## EXERCISE AIM
Extract and list every line that contains the word "Create".

## GIVEN DATA

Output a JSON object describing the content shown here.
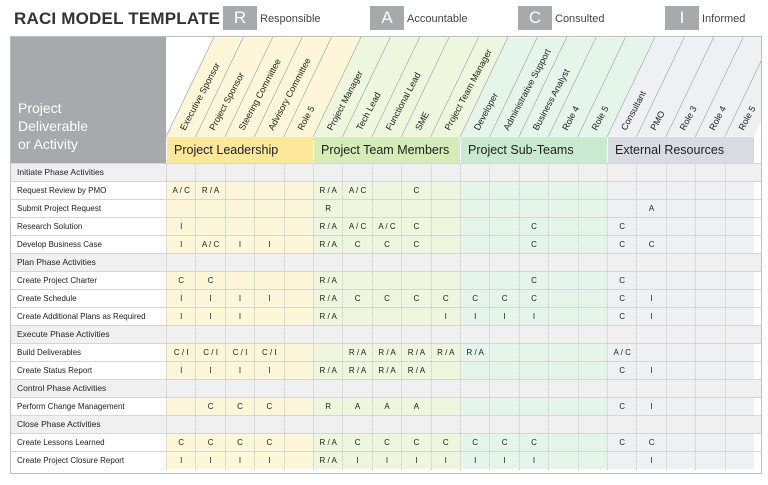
{
  "title": "RACI MODEL TEMPLATE",
  "legend": [
    {
      "letter": "R",
      "label": "Responsible"
    },
    {
      "letter": "A",
      "label": "Accountable"
    },
    {
      "letter": "C",
      "label": "Consulted"
    },
    {
      "letter": "I",
      "label": "Informed"
    }
  ],
  "row_header": [
    "Project",
    "Deliverable",
    "or Activity"
  ],
  "colors": {
    "gray_header": "#a7a9ac",
    "leadership_light": "#fdf6d8",
    "leadership_header": "#fde79a",
    "team_light": "#eef6de",
    "team_header": "#d6ebb7",
    "subteam_light": "#e4f5ea",
    "subteam_header": "#c7ead1",
    "external_light": "#eef0f3",
    "external_header": "#d8dce2",
    "section_row": "#f0f0f0",
    "section_label": "#e7e7e7"
  },
  "groups": [
    {
      "name": "Project Leadership",
      "roles": [
        "Executive Sponsor",
        "Project Sponsor",
        "Steering Committee",
        "Advisory Committee",
        "Role 5"
      ]
    },
    {
      "name": "Project Team Members",
      "roles": [
        "Project Manager",
        "Tech Lead",
        "Functional Lead",
        "SME",
        "Project Team Manager"
      ]
    },
    {
      "name": "Project Sub-Teams",
      "roles": [
        "Developer",
        "Administrative Support",
        "Business Analyst",
        "Role 4",
        "Role 5"
      ]
    },
    {
      "name": "External Resources",
      "roles": [
        "Consultant",
        "PMO",
        "Role 3",
        "Role 4",
        "Role 5"
      ]
    }
  ],
  "rows": [
    {
      "type": "section",
      "label": "Initiate Phase Activities"
    },
    {
      "type": "task",
      "label": "Request Review by PMO",
      "cells": [
        "A / C",
        "R / A",
        "",
        "",
        "",
        "R / A",
        "A / C",
        "",
        "C",
        "",
        "",
        "",
        "",
        "",
        "",
        "",
        "",
        "",
        "",
        ""
      ]
    },
    {
      "type": "task",
      "label": "Submit Project Request",
      "cells": [
        "",
        "",
        "",
        "",
        "",
        "R",
        "",
        "",
        "",
        "",
        "",
        "",
        "",
        "",
        "",
        "",
        "A",
        "",
        "",
        ""
      ]
    },
    {
      "type": "task",
      "label": "Research Solution",
      "cells": [
        "I",
        "",
        "",
        "",
        "",
        "R / A",
        "A / C",
        "A / C",
        "C",
        "",
        "",
        "",
        "C",
        "",
        "",
        "C",
        "",
        "",
        "",
        ""
      ]
    },
    {
      "type": "task",
      "label": "Develop Business Case",
      "cells": [
        "I",
        "A / C",
        "I",
        "I",
        "",
        "R / A",
        "C",
        "C",
        "C",
        "",
        "",
        "",
        "C",
        "",
        "",
        "C",
        "C",
        "",
        "",
        ""
      ]
    },
    {
      "type": "section",
      "label": "Plan Phase Activities"
    },
    {
      "type": "task",
      "label": "Create Project Charter",
      "cells": [
        "C",
        "C",
        "",
        "",
        "",
        "R / A",
        "",
        "",
        "",
        "",
        "",
        "",
        "C",
        "",
        "",
        "C",
        "",
        "",
        "",
        ""
      ]
    },
    {
      "type": "task",
      "label": "Create Schedule",
      "cells": [
        "I",
        "I",
        "I",
        "I",
        "",
        "R / A",
        "C",
        "C",
        "C",
        "C",
        "C",
        "C",
        "C",
        "",
        "",
        "C",
        "I",
        "",
        "",
        ""
      ]
    },
    {
      "type": "task",
      "label": "Create Additional Plans as Required",
      "cells": [
        "I",
        "I",
        "I",
        "",
        "",
        "R / A",
        "",
        "",
        "",
        "I",
        "I",
        "I",
        "I",
        "",
        "",
        "C",
        "I",
        "",
        "",
        ""
      ]
    },
    {
      "type": "section",
      "label": "Execute Phase Activities"
    },
    {
      "type": "task",
      "label": "Build Deliverables",
      "cells": [
        "C / I",
        "C / I",
        "C / I",
        "C / I",
        "",
        "",
        "R / A",
        "R / A",
        "R / A",
        "R / A",
        "R / A",
        "",
        "",
        "",
        "",
        "A / C",
        "",
        "",
        "",
        ""
      ]
    },
    {
      "type": "task",
      "label": "Create Status Report",
      "cells": [
        "I",
        "I",
        "I",
        "I",
        "",
        "R / A",
        "R / A",
        "R / A",
        "R / A",
        "",
        "",
        "",
        "",
        "",
        "",
        "C",
        "I",
        "",
        "",
        ""
      ]
    },
    {
      "type": "section",
      "label": "Control Phase Activities"
    },
    {
      "type": "task",
      "label": "Perform Change Management",
      "cells": [
        "",
        "C",
        "C",
        "C",
        "",
        "R",
        "A",
        "A",
        "A",
        "",
        "",
        "",
        "",
        "",
        "",
        "C",
        "I",
        "",
        "",
        ""
      ]
    },
    {
      "type": "section",
      "label": "Close Phase Activities"
    },
    {
      "type": "task",
      "label": "Create Lessons Learned",
      "cells": [
        "C",
        "C",
        "C",
        "C",
        "",
        "R / A",
        "C",
        "C",
        "C",
        "C",
        "C",
        "C",
        "C",
        "",
        "",
        "C",
        "C",
        "",
        "",
        ""
      ]
    },
    {
      "type": "task",
      "label": "Create Project Closure Report",
      "cells": [
        "I",
        "I",
        "I",
        "I",
        "",
        "R / A",
        "I",
        "I",
        "I",
        "I",
        "I",
        "I",
        "I",
        "",
        "",
        "",
        "I",
        "",
        "",
        ""
      ]
    }
  ]
}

## IN RESPONSE
      "label": "Create Project Charter",
      "label": "Create Schedule",
      "label": "Create Additional Plans as Required",
      "label": "Create Status Report",
      "label": "Create Lessons Learned",
      "label": "Create Project Closure Report",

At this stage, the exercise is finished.